Figure contents as structured data
***

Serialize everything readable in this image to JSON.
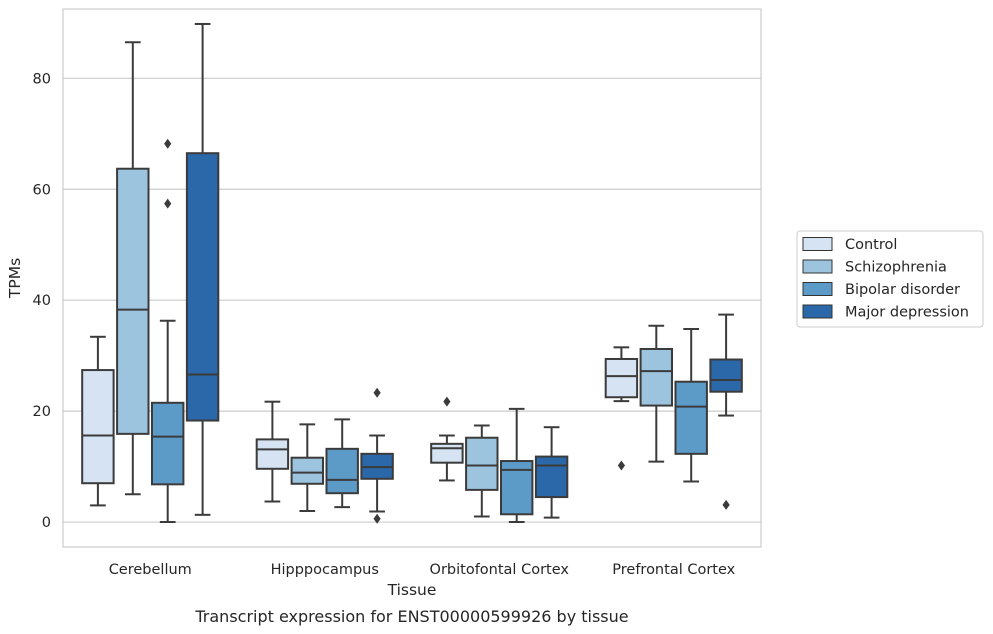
{
  "chart_data": {
    "type": "box",
    "ylabel": "TPMs",
    "xlabel": "Tissue",
    "caption": "Transcript expression for ENST00000599926 by tissue",
    "ylim": [
      -4.5,
      92.5
    ],
    "yticks": [
      0,
      20,
      40,
      60,
      80
    ],
    "grid": "horizontal",
    "legend_position": "right",
    "categories": [
      "Cerebellum",
      "Hipppocampus",
      "Orbitofontal Cortex",
      "Prefrontal Cortex"
    ],
    "series": [
      {
        "name": "Control",
        "color": "#d5e3f2",
        "boxes": [
          {
            "whisker_low": 3,
            "q1": 7,
            "median": 15.6,
            "q3": 27.4,
            "whisker_high": 33.4,
            "outliers": []
          },
          {
            "whisker_low": 3.7,
            "q1": 9.6,
            "median": 13.1,
            "q3": 14.9,
            "whisker_high": 21.7,
            "outliers": []
          },
          {
            "whisker_low": 7.5,
            "q1": 10.7,
            "median": 13.3,
            "q3": 14.1,
            "whisker_high": 15.6,
            "outliers": [
              21.7
            ]
          },
          {
            "whisker_low": 21.8,
            "q1": 22.5,
            "median": 26.3,
            "q3": 29.4,
            "whisker_high": 31.5,
            "outliers": [
              10.2
            ]
          }
        ]
      },
      {
        "name": "Schizophrenia",
        "color": "#9cc4df",
        "boxes": [
          {
            "whisker_low": 5,
            "q1": 15.9,
            "median": 38.3,
            "q3": 63.7,
            "whisker_high": 86.5,
            "outliers": []
          },
          {
            "whisker_low": 2,
            "q1": 6.9,
            "median": 8.9,
            "q3": 11.6,
            "whisker_high": 17.6,
            "outliers": []
          },
          {
            "whisker_low": 1,
            "q1": 5.8,
            "median": 10.2,
            "q3": 15.2,
            "whisker_high": 17.4,
            "outliers": []
          },
          {
            "whisker_low": 10.9,
            "q1": 21,
            "median": 27.2,
            "q3": 31.2,
            "whisker_high": 35.4,
            "outliers": []
          }
        ]
      },
      {
        "name": "Bipolar disorder",
        "color": "#5c9ac8",
        "boxes": [
          {
            "whisker_low": 0,
            "q1": 6.8,
            "median": 15.4,
            "q3": 21.5,
            "whisker_high": 36.3,
            "outliers": [
              57.4,
              68.2
            ]
          },
          {
            "whisker_low": 2.7,
            "q1": 5.2,
            "median": 7.6,
            "q3": 13.2,
            "whisker_high": 18.5,
            "outliers": []
          },
          {
            "whisker_low": 0,
            "q1": 1.4,
            "median": 9.4,
            "q3": 11,
            "whisker_high": 20.4,
            "outliers": []
          },
          {
            "whisker_low": 7.3,
            "q1": 12.3,
            "median": 20.8,
            "q3": 25.3,
            "whisker_high": 34.8,
            "outliers": []
          }
        ]
      },
      {
        "name": "Major depression",
        "color": "#2b68a9",
        "boxes": [
          {
            "whisker_low": 1.3,
            "q1": 18.3,
            "median": 26.6,
            "q3": 66.5,
            "whisker_high": 89.8,
            "outliers": []
          },
          {
            "whisker_low": 1.9,
            "q1": 7.8,
            "median": 9.9,
            "q3": 12.3,
            "whisker_high": 15.6,
            "outliers": [
              0.6,
              23.3
            ]
          },
          {
            "whisker_low": 0.8,
            "q1": 4.5,
            "median": 10.2,
            "q3": 11.8,
            "whisker_high": 17.1,
            "outliers": []
          },
          {
            "whisker_low": 19.2,
            "q1": 23.5,
            "median": 25.6,
            "q3": 29.3,
            "whisker_high": 37.4,
            "outliers": [
              3.1
            ]
          }
        ]
      }
    ]
  }
}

***

▶ [SET PROBLEM]: Write out all the records again, exactly, minus any pictures.

▶ [RESPONSE FOR THIS EXERCISE]:
Serialize everything readable in this image to JSON.
{
  "chart_data": {
    "type": "box",
    "ylabel": "TPMs",
    "xlabel": "Tissue",
    "caption": "Transcript expression for ENST00000599926 by tissue",
    "ylim": [
      -4.5,
      92.5
    ],
    "yticks": [
      0,
      20,
      40,
      60,
      80
    ],
    "grid": "horizontal",
    "legend_position": "right",
    "categories": [
      "Cerebellum",
      "Hipppocampus",
      "Orbitofontal Cortex",
      "Prefrontal Cortex"
    ],
    "series": [
      {
        "name": "Control",
        "color": "#d5e3f2",
        "boxes": [
          {
            "whisker_low": 3,
            "q1": 7,
            "median": 15.6,
            "q3": 27.4,
            "whisker_high": 33.4,
            "outliers": []
          },
          {
            "whisker_low": 3.7,
            "q1": 9.6,
            "median": 13.1,
            "q3": 14.9,
            "whisker_high": 21.7,
            "outliers": []
          },
          {
            "whisker_low": 7.5,
            "q1": 10.7,
            "median": 13.3,
            "q3": 14.1,
            "whisker_high": 15.6,
            "outliers": [
              21.7
            ]
          },
          {
            "whisker_low": 21.8,
            "q1": 22.5,
            "median": 26.3,
            "q3": 29.4,
            "whisker_high": 31.5,
            "outliers": [
              10.2
            ]
          }
        ]
      },
      {
        "name": "Schizophrenia",
        "color": "#9cc4df",
        "boxes": [
          {
            "whisker_low": 5,
            "q1": 15.9,
            "median": 38.3,
            "q3": 63.7,
            "whisker_high": 86.5,
            "outliers": []
          },
          {
            "whisker_low": 2,
            "q1": 6.9,
            "median": 8.9,
            "q3": 11.6,
            "whisker_high": 17.6,
            "outliers": []
          },
          {
            "whisker_low": 1,
            "q1": 5.8,
            "median": 10.2,
            "q3": 15.2,
            "whisker_high": 17.4,
            "outliers": []
          },
          {
            "whisker_low": 10.9,
            "q1": 21,
            "median": 27.2,
            "q3": 31.2,
            "whisker_high": 35.4,
            "outliers": []
          }
        ]
      },
      {
        "name": "Bipolar disorder",
        "color": "#5c9ac8",
        "boxes": [
          {
            "whisker_low": 0,
            "q1": 6.8,
            "median": 15.4,
            "q3": 21.5,
            "whisker_high": 36.3,
            "outliers": [
              57.4,
              68.2
            ]
          },
          {
            "whisker_low": 2.7,
            "q1": 5.2,
            "median": 7.6,
            "q3": 13.2,
            "whisker_high": 18.5,
            "outliers": []
          },
          {
            "whisker_low": 0,
            "q1": 1.4,
            "median": 9.4,
            "q3": 11,
            "whisker_high": 20.4,
            "outliers": []
          },
          {
            "whisker_low": 7.3,
            "q1": 12.3,
            "median": 20.8,
            "q3": 25.3,
            "whisker_high": 34.8,
            "outliers": []
          }
        ]
      },
      {
        "name": "Major depression",
        "color": "#2b68a9",
        "boxes": [
          {
            "whisker_low": 1.3,
            "q1": 18.3,
            "median": 26.6,
            "q3": 66.5,
            "whisker_high": 89.8,
            "outliers": []
          },
          {
            "whisker_low": 1.9,
            "q1": 7.8,
            "median": 9.9,
            "q3": 12.3,
            "whisker_high": 15.6,
            "outliers": [
              0.6,
              23.3
            ]
          },
          {
            "whisker_low": 0.8,
            "q1": 4.5,
            "median": 10.2,
            "q3": 11.8,
            "whisker_high": 17.1,
            "outliers": []
          },
          {
            "whisker_low": 19.2,
            "q1": 23.5,
            "median": 25.6,
            "q3": 29.3,
            "whisker_high": 37.4,
            "outliers": [
              3.1
            ]
          }
        ]
      }
    ]
  }
}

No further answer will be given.